**Aim**
Return each line containing the string "Chart".

########

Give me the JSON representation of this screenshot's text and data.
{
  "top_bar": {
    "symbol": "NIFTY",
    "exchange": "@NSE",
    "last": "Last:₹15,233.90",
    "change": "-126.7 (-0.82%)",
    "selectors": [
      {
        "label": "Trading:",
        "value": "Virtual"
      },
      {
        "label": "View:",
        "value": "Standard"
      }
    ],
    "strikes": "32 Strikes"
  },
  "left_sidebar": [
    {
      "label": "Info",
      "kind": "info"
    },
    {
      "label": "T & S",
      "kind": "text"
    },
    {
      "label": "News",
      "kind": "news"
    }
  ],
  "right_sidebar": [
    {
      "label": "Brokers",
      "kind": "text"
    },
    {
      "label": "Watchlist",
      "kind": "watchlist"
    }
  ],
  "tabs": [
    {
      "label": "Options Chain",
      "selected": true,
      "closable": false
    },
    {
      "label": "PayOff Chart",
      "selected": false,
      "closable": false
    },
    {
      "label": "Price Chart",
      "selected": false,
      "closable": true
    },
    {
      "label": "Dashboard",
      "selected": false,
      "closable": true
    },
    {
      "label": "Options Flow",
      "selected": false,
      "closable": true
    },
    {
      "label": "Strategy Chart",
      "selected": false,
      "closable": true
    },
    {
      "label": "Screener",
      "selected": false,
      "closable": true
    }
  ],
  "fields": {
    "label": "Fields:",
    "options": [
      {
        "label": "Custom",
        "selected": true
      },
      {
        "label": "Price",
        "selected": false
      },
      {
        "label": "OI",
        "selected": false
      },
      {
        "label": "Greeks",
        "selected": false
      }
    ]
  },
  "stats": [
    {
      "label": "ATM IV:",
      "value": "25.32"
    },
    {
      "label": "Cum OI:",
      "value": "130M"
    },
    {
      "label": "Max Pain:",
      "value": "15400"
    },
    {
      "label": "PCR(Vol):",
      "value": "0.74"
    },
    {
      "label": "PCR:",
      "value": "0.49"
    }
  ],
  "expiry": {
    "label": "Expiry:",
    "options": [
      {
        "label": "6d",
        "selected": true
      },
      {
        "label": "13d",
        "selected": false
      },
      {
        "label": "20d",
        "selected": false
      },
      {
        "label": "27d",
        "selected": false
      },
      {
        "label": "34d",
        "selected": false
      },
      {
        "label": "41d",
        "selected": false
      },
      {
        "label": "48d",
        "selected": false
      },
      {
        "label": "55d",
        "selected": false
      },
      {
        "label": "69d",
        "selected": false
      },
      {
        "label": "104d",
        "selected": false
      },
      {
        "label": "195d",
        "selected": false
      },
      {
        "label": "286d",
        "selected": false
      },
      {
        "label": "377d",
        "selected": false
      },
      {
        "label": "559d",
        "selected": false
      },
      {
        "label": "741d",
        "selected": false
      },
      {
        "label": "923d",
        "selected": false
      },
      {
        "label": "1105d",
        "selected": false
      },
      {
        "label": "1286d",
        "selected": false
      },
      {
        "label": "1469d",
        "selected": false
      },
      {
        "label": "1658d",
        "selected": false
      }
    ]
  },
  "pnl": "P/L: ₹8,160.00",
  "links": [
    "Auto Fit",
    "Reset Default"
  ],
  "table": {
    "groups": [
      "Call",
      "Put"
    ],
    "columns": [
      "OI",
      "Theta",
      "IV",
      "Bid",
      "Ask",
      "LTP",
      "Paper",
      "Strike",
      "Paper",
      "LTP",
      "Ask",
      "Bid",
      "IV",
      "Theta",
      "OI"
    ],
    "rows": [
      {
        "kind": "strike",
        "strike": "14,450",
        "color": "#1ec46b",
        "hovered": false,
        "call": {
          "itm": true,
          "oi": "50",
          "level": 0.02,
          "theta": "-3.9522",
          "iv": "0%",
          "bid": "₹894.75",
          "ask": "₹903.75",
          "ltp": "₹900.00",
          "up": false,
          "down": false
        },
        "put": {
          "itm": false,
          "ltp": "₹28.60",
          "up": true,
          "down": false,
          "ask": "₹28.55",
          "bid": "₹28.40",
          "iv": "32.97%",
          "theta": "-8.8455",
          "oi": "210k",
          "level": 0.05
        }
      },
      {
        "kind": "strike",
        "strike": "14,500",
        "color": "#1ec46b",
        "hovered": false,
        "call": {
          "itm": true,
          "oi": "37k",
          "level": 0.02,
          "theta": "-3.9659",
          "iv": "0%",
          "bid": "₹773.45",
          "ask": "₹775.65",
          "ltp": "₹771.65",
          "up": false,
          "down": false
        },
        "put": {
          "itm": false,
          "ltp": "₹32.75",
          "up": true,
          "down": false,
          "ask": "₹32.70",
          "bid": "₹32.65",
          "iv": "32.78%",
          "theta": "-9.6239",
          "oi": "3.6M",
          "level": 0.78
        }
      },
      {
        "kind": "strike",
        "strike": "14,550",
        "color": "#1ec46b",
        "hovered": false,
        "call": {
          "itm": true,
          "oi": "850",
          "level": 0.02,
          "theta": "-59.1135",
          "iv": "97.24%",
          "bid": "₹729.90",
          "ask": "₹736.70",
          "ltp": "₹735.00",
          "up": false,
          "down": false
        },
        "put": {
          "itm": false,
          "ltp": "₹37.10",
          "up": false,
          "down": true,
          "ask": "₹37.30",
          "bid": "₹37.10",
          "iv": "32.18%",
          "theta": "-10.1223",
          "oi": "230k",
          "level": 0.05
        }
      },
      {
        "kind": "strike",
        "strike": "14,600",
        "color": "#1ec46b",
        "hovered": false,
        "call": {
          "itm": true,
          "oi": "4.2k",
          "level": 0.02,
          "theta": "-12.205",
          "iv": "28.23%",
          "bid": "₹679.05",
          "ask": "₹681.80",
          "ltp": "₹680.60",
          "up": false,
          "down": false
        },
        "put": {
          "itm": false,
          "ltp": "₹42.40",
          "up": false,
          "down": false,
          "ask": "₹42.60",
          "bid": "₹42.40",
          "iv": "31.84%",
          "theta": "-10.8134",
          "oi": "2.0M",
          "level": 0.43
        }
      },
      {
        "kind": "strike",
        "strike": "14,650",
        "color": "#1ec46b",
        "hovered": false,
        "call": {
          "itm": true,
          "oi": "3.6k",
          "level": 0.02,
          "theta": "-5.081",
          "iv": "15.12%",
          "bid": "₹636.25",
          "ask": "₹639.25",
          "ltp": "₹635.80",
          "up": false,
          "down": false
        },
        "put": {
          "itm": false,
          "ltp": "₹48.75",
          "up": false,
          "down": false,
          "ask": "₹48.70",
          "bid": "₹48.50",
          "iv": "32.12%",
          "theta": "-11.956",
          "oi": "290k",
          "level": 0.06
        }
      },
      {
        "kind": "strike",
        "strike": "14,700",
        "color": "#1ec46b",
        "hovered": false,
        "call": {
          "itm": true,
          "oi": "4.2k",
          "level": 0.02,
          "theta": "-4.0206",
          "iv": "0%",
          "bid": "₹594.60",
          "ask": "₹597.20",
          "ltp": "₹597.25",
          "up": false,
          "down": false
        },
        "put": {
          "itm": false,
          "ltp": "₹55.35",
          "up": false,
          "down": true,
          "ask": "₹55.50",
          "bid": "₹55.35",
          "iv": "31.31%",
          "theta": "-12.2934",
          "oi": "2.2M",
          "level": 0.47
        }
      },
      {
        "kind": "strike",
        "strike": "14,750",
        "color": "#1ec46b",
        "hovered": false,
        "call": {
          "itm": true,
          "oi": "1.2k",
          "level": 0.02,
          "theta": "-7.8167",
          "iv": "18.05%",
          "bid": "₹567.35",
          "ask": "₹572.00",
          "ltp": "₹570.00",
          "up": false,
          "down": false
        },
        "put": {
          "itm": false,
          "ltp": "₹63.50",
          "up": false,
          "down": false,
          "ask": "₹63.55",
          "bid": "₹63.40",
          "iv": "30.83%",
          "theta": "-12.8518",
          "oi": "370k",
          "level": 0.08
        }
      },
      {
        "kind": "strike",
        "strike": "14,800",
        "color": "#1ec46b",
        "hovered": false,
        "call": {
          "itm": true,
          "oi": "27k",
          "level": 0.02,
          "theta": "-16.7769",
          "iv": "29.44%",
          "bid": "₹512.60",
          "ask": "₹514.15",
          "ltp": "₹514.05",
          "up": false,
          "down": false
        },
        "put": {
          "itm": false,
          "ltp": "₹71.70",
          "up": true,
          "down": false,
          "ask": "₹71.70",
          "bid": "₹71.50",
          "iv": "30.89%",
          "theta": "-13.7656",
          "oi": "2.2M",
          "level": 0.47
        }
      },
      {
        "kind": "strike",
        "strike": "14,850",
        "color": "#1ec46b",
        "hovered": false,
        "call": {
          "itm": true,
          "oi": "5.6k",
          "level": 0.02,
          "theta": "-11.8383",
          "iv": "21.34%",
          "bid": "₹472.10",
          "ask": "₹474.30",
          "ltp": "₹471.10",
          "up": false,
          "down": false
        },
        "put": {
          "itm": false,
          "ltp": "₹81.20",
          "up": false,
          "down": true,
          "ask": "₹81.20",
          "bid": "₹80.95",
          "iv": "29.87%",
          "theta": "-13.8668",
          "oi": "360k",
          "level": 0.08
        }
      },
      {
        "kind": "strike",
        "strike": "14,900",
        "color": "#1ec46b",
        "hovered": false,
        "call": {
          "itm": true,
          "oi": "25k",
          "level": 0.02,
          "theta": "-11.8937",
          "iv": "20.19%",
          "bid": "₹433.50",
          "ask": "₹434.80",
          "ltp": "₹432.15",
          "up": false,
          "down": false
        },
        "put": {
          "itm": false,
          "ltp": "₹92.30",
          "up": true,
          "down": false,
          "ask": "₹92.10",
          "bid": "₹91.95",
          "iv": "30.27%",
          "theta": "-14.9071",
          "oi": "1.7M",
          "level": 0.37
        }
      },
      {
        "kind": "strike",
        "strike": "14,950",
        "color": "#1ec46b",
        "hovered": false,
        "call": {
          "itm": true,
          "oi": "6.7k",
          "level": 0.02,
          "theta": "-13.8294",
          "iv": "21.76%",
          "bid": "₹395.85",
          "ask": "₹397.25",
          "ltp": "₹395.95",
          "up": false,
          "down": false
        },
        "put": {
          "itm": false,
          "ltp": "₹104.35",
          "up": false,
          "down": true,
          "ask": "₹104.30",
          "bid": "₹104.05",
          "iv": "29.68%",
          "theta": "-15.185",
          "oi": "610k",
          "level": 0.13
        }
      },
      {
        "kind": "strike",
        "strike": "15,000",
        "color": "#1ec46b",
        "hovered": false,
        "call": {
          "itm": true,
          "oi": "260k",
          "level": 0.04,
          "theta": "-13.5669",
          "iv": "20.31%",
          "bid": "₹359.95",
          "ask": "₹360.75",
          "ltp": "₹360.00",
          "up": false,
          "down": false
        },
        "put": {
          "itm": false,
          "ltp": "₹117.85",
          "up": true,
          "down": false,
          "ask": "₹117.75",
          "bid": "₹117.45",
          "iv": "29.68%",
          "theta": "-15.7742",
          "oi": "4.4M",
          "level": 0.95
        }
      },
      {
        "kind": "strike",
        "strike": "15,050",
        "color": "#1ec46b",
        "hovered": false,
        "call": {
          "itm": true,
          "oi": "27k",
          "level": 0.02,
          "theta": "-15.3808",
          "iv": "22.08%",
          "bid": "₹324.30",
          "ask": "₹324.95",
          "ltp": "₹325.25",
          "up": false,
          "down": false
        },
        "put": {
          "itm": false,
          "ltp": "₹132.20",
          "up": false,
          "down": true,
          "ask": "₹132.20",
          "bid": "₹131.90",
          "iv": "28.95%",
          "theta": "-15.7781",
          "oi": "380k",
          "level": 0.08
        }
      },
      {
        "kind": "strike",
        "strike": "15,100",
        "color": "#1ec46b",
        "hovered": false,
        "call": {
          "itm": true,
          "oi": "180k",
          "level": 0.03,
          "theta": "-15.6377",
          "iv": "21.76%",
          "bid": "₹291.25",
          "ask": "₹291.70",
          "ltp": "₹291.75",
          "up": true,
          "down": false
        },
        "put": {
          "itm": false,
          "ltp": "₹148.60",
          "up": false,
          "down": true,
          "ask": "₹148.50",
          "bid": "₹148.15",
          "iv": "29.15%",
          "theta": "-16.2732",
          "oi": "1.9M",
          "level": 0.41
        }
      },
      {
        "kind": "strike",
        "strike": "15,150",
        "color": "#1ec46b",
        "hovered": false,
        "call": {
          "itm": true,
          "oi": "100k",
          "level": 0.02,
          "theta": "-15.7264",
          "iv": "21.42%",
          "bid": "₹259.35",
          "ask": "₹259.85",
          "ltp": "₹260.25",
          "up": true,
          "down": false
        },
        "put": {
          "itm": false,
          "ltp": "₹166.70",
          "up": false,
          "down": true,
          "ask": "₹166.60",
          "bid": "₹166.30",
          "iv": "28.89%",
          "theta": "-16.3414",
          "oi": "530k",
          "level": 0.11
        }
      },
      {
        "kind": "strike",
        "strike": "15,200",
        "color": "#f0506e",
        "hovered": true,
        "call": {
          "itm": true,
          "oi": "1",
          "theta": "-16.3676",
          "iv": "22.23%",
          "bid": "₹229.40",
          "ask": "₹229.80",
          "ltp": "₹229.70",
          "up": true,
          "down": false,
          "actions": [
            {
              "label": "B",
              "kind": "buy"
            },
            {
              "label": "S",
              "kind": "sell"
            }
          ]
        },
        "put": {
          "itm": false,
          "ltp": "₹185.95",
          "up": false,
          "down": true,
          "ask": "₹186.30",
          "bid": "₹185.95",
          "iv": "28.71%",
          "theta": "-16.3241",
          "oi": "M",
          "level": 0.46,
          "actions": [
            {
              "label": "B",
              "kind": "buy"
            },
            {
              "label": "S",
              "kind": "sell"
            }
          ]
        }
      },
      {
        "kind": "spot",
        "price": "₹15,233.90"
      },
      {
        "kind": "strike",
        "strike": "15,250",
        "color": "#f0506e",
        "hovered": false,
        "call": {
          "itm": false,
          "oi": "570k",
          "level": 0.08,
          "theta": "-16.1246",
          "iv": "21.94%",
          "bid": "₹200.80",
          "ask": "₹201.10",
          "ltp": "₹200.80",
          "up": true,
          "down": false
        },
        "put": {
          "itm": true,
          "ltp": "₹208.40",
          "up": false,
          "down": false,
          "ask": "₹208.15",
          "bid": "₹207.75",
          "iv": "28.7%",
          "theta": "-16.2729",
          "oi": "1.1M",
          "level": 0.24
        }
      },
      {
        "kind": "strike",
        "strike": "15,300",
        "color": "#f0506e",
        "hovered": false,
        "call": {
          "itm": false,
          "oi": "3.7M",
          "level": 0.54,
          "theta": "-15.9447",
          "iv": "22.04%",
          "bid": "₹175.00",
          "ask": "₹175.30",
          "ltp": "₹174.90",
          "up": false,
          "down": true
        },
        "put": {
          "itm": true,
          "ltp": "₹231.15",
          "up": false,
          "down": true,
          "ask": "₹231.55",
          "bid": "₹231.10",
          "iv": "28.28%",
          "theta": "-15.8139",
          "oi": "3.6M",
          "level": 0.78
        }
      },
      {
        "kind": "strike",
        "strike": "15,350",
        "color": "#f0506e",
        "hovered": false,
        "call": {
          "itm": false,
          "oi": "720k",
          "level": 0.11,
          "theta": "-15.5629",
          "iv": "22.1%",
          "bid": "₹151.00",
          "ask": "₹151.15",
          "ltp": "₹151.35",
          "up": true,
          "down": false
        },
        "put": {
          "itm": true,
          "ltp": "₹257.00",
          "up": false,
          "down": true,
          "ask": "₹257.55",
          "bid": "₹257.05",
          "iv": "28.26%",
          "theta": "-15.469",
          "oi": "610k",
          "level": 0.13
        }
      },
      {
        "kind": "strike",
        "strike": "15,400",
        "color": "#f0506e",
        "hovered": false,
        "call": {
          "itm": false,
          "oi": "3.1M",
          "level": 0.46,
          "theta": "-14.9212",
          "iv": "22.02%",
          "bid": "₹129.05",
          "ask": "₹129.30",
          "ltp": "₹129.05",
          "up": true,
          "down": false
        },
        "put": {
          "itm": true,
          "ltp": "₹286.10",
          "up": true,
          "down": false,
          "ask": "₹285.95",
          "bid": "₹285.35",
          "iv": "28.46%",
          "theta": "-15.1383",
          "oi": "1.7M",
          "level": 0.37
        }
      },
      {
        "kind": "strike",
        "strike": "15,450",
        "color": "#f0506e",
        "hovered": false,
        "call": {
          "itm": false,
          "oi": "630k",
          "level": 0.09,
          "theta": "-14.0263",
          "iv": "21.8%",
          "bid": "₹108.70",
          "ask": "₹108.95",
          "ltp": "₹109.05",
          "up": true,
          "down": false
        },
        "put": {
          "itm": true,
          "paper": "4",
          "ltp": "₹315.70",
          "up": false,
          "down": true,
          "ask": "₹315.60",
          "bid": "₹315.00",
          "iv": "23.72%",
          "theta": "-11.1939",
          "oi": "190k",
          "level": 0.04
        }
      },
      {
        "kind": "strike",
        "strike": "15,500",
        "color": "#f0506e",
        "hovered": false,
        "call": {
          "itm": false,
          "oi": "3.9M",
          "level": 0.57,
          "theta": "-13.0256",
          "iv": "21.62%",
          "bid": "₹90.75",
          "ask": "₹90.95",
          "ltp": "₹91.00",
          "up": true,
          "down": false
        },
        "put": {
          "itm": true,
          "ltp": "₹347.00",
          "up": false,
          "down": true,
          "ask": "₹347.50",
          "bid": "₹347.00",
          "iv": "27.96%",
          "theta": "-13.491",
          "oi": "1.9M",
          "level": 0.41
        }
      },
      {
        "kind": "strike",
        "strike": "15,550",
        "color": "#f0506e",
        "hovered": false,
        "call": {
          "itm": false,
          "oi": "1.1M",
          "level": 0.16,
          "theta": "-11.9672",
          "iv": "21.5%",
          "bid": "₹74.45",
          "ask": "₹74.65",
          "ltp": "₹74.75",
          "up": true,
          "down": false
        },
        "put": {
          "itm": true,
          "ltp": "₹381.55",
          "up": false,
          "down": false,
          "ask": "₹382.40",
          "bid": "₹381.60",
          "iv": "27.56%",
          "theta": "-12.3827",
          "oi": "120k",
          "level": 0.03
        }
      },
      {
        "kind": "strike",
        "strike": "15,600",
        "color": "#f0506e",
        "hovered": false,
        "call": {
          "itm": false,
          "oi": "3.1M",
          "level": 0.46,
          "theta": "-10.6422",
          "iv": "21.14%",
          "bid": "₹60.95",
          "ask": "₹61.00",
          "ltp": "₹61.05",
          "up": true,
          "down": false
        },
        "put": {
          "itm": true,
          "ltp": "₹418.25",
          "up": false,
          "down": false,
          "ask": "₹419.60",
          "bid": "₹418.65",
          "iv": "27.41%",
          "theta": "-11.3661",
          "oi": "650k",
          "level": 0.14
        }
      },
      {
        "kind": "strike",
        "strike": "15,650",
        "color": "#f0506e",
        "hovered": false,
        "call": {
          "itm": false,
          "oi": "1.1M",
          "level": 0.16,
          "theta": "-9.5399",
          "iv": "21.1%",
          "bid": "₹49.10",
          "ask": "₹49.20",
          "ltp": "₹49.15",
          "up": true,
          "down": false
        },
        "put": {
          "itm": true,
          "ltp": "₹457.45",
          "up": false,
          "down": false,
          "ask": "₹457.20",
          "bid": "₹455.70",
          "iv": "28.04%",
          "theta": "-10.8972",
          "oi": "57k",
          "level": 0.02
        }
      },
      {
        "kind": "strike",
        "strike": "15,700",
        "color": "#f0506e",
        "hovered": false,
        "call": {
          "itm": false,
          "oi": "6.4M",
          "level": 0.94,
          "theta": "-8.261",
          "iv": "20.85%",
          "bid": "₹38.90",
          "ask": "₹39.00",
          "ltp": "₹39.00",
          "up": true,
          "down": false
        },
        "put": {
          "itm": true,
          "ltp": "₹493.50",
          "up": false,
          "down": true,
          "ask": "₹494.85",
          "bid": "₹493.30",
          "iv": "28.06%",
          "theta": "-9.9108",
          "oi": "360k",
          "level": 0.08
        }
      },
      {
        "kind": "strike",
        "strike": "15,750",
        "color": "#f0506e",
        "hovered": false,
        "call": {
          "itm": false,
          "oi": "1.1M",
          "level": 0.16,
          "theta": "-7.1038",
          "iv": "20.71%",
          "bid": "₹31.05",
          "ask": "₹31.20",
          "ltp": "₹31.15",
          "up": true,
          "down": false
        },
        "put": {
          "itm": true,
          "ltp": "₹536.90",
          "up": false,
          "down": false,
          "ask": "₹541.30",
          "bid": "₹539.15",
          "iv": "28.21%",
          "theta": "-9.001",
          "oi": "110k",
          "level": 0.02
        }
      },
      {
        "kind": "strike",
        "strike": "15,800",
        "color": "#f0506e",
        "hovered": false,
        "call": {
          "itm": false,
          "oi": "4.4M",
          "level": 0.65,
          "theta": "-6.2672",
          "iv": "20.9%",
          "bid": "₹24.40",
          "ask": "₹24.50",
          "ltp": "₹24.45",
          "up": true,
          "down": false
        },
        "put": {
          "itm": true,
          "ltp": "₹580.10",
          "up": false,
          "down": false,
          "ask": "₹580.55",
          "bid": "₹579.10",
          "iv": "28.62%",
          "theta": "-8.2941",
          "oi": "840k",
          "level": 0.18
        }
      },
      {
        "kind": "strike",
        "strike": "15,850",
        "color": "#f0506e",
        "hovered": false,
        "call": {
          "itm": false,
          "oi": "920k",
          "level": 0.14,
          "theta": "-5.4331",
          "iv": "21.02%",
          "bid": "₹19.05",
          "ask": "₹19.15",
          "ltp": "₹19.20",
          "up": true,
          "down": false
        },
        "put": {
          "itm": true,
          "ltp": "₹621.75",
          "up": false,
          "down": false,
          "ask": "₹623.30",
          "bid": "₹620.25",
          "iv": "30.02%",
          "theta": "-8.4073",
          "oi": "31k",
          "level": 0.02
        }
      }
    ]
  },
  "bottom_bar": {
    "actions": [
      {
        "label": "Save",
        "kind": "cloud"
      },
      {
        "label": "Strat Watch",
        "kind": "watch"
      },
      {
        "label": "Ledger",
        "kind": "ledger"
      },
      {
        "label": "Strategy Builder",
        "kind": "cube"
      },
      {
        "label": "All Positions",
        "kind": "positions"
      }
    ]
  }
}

########

**Answer to the exercise**
      "label": "PayOff Chart",
      "label": "Price Chart",
      "label": "Strategy Chart",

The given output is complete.